** Start Material provided **
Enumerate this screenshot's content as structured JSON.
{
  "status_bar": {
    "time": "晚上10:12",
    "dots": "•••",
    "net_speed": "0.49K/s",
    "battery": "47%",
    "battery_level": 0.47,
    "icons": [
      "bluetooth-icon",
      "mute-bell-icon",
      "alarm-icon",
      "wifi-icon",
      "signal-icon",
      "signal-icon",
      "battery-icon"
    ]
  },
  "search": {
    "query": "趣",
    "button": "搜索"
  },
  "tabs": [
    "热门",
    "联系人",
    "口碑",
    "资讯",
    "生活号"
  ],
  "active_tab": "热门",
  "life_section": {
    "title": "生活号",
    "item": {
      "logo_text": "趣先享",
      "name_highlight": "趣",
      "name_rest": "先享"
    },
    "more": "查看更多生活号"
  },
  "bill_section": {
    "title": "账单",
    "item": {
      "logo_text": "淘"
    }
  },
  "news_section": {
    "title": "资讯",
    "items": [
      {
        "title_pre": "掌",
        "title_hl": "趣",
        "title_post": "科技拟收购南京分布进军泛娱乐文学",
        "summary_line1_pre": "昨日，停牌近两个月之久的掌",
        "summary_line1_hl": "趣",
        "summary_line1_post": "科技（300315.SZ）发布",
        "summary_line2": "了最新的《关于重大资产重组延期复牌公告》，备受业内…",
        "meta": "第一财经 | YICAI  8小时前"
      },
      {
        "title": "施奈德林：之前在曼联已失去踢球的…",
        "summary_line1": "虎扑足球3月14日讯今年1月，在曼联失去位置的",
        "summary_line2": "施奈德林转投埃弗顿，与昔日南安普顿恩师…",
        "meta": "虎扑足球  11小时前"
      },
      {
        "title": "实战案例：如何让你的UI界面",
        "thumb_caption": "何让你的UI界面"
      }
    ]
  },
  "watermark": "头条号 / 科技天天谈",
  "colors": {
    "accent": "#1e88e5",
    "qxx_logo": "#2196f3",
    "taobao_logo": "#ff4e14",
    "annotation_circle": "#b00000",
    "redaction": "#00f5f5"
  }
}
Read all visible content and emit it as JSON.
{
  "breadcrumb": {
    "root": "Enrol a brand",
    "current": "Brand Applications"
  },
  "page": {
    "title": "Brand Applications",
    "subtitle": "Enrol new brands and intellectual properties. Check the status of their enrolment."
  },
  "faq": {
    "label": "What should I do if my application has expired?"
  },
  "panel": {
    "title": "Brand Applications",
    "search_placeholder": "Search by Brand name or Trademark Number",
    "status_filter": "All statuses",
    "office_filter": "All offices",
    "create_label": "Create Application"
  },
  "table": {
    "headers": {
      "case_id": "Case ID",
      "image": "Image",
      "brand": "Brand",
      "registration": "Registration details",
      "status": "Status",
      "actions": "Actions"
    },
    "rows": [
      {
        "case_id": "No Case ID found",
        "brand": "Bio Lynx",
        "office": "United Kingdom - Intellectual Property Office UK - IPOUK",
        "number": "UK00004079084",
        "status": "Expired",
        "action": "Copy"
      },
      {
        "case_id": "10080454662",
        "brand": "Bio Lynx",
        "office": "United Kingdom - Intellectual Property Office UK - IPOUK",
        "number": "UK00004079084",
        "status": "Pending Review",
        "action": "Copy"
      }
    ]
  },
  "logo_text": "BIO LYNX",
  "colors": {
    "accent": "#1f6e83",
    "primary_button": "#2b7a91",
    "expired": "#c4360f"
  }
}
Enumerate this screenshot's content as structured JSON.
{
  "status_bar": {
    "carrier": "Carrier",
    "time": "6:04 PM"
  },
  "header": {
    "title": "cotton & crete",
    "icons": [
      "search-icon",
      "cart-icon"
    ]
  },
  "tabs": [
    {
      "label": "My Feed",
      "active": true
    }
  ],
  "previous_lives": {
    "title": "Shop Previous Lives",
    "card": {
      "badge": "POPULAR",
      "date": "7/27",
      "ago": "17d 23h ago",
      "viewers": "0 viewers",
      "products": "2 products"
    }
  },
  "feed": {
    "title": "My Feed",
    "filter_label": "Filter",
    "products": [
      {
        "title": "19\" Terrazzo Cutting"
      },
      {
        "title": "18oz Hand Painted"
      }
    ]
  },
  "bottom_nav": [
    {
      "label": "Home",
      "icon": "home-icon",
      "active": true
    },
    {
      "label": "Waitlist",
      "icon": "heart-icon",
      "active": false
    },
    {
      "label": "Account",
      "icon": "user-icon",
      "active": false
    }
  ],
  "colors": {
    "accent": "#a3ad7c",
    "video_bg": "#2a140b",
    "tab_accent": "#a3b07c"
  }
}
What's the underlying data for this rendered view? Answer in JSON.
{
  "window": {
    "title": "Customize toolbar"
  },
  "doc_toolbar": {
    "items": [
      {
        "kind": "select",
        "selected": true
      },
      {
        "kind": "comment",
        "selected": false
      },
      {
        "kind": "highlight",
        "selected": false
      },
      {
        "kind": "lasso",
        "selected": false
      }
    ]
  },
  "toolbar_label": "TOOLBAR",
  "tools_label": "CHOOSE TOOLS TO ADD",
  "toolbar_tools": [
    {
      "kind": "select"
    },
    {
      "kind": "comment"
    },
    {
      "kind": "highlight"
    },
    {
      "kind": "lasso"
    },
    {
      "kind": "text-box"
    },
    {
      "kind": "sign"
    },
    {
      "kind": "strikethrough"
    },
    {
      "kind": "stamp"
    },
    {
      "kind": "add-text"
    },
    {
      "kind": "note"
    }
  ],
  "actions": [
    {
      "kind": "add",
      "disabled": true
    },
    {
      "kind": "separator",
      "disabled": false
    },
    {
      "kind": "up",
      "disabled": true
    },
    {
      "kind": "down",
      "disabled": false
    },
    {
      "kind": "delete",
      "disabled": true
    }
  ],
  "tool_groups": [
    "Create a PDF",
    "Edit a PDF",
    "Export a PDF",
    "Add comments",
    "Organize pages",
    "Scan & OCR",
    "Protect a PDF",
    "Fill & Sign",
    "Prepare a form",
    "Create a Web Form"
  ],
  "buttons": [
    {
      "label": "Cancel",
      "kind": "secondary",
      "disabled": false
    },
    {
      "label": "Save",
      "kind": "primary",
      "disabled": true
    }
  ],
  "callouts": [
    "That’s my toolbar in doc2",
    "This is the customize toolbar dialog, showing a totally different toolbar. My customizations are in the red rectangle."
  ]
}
** End Material provided **
- _Your goal_: Restate each of the entries above verbatim.

- _Response to this exercise_:
Enumerate this screenshot's content as structured JSON.
{
  "status_bar": {
    "time": "晚上10:12",
    "dots": "•••",
    "net_speed": "0.49K/s",
    "battery": "47%",
    "battery_level": 0.47,
    "icons": [
      "bluetooth-icon",
      "mute-bell-icon",
      "alarm-icon",
      "wifi-icon",
      "signal-icon",
      "signal-icon",
      "battery-icon"
    ]
  },
  "search": {
    "query": "趣",
    "button": "搜索"
  },
  "tabs": [
    "热门",
    "联系人",
    "口碑",
    "资讯",
    "生活号"
  ],
  "active_tab": "热门",
  "life_section": {
    "title": "生活号",
    "item": {
      "logo_text": "趣先享",
      "name_highlight": "趣",
      "name_rest": "先享"
    },
    "more": "查看更多生活号"
  },
  "bill_section": {
    "title": "账单",
    "item": {
      "logo_text": "淘"
    }
  },
  "news_section": {
    "title": "资讯",
    "items": [
      {
        "title_pre": "掌",
        "title_hl": "趣",
        "title_post": "科技拟收购南京分布进军泛娱乐文学",
        "summary_line1_pre": "昨日，停牌近两个月之久的掌",
        "summary_line1_hl": "趣",
        "summary_line1_post": "科技（300315.SZ）发布",
        "summary_line2": "了最新的《关于重大资产重组延期复牌公告》，备受业内…",
        "meta": "第一财经 | YICAI  8小时前"
      },
      {
        "title": "施奈德林：之前在曼联已失去踢球的…",
        "summary_line1": "虎扑足球3月14日讯今年1月，在曼联失去位置的",
        "summary_line2": "施奈德林转投埃弗顿，与昔日南安普顿恩师…",
        "meta": "虎扑足球  11小时前"
      },
      {
        "title": "实战案例：如何让你的UI界面",
        "thumb_caption": "何让你的UI界面"
      }
    ]
  },
  "watermark": "头条号 / 科技天天谈",
  "colors": {
    "accent": "#1e88e5",
    "qxx_logo": "#2196f3",
    "taobao_logo": "#ff4e14",
    "annotation_circle": "#b00000",
    "redaction": "#00f5f5"
  }
}
Read all visible content and emit it as JSON.
{
  "breadcrumb": {
    "root": "Enrol a brand",
    "current": "Brand Applications"
  },
  "page": {
    "title": "Brand Applications",
    "subtitle": "Enrol new brands and intellectual properties. Check the status of their enrolment."
  },
  "faq": {
    "label": "What should I do if my application has expired?"
  },
  "panel": {
    "title": "Brand Applications",
    "search_placeholder": "Search by Brand name or Trademark Number",
    "status_filter": "All statuses",
    "office_filter": "All offices",
    "create_label": "Create Application"
  },
  "table": {
    "headers": {
      "case_id": "Case ID",
      "image": "Image",
      "brand": "Brand",
      "registration": "Registration details",
      "status": "Status",
      "actions": "Actions"
    },
    "rows": [
      {
        "case_id": "No Case ID found",
        "brand": "Bio Lynx",
        "office": "United Kingdom - Intellectual Property Office UK - IPOUK",
        "number": "UK00004079084",
        "status": "Expired",
        "action": "Copy"
      },
      {
        "case_id": "10080454662",
        "brand": "Bio Lynx",
        "office": "United Kingdom - Intellectual Property Office UK - IPOUK",
        "number": "UK00004079084",
        "status": "Pending Review",
        "action": "Copy"
      }
    ]
  },
  "logo_text": "BIO LYNX",
  "colors": {
    "accent": "#1f6e83",
    "primary_button": "#2b7a91",
    "expired": "#c4360f"
  }
}
Enumerate this screenshot's content as structured JSON.
{
  "status_bar": {
    "carrier": "Carrier",
    "time": "6:04 PM"
  },
  "header": {
    "title": "cotton & crete",
    "icons": [
      "search-icon",
      "cart-icon"
    ]
  },
  "tabs": [
    {
      "label": "My Feed",
      "active": true
    }
  ],
  "previous_lives": {
    "title": "Shop Previous Lives",
    "card": {
      "badge": "POPULAR",
      "date": "7/27",
      "ago": "17d 23h ago",
      "viewers": "0 viewers",
      "products": "2 products"
    }
  },
  "feed": {
    "title": "My Feed",
    "filter_label": "Filter",
    "products": [
      {
        "title": "19\" Terrazzo Cutting"
      },
      {
        "title": "18oz Hand Painted"
      }
    ]
  },
  "bottom_nav": [
    {
      "label": "Home",
      "icon": "home-icon",
      "active": true
    },
    {
      "label": "Waitlist",
      "icon": "heart-icon",
      "active": false
    },
    {
      "label": "Account",
      "icon": "user-icon",
      "active": false
    }
  ],
  "colors": {
    "accent": "#a3ad7c",
    "video_bg": "#2a140b",
    "tab_accent": "#a3b07c"
  }
}
What's the underlying data for this rendered view? Answer in JSON.
{
  "window": {
    "title": "Customize toolbar"
  },
  "doc_toolbar": {
    "items": [
      {
        "kind": "select",
        "selected": true
      },
      {
        "kind": "comment",
        "selected": false
      },
      {
        "kind": "highlight",
        "selected": false
      },
      {
        "kind": "lasso",
        "selected": false
      }
    ]
  },
  "toolbar_label": "TOOLBAR",
  "tools_label": "CHOOSE TOOLS TO ADD",
  "toolbar_tools": [
    {
      "kind": "select"
    },
    {
      "kind": "comment"
    },
    {
      "kind": "highlight"
    },
    {
      "kind": "lasso"
    },
    {
      "kind": "text-box"
    },
    {
      "kind": "sign"
    },
    {
      "kind": "strikethrough"
    },
    {
      "kind": "stamp"
    },
    {
      "kind": "add-text"
    },
    {
      "kind": "note"
    }
  ],
  "actions": [
    {
      "kind": "add",
      "disabled": true
    },
    {
      "kind": "separator",
      "disabled": false
    },
    {
      "kind": "up",
      "disabled": true
    },
    {
      "kind": "down",
      "disabled": false
    },
    {
      "kind": "delete",
      "disabled": true
    }
  ],
  "tool_groups": [
    "Create a PDF",
    "Edit a PDF",
    "Export a PDF",
    "Add comments",
    "Organize pages",
    "Scan & OCR",
    "Protect a PDF",
    "Fill & Sign",
    "Prepare a form",
    "Create a Web Form"
  ],
  "buttons": [
    {
      "label": "Cancel",
      "kind": "secondary",
      "disabled": false
    },
    {
      "label": "Save",
      "kind": "primary",
      "disabled": true
    }
  ],
  "callouts": [
    "That’s my toolbar in doc2",
    "This is the customize toolbar dialog, showing a totally different toolbar. My customizations are in the red rectangle."
  ]
}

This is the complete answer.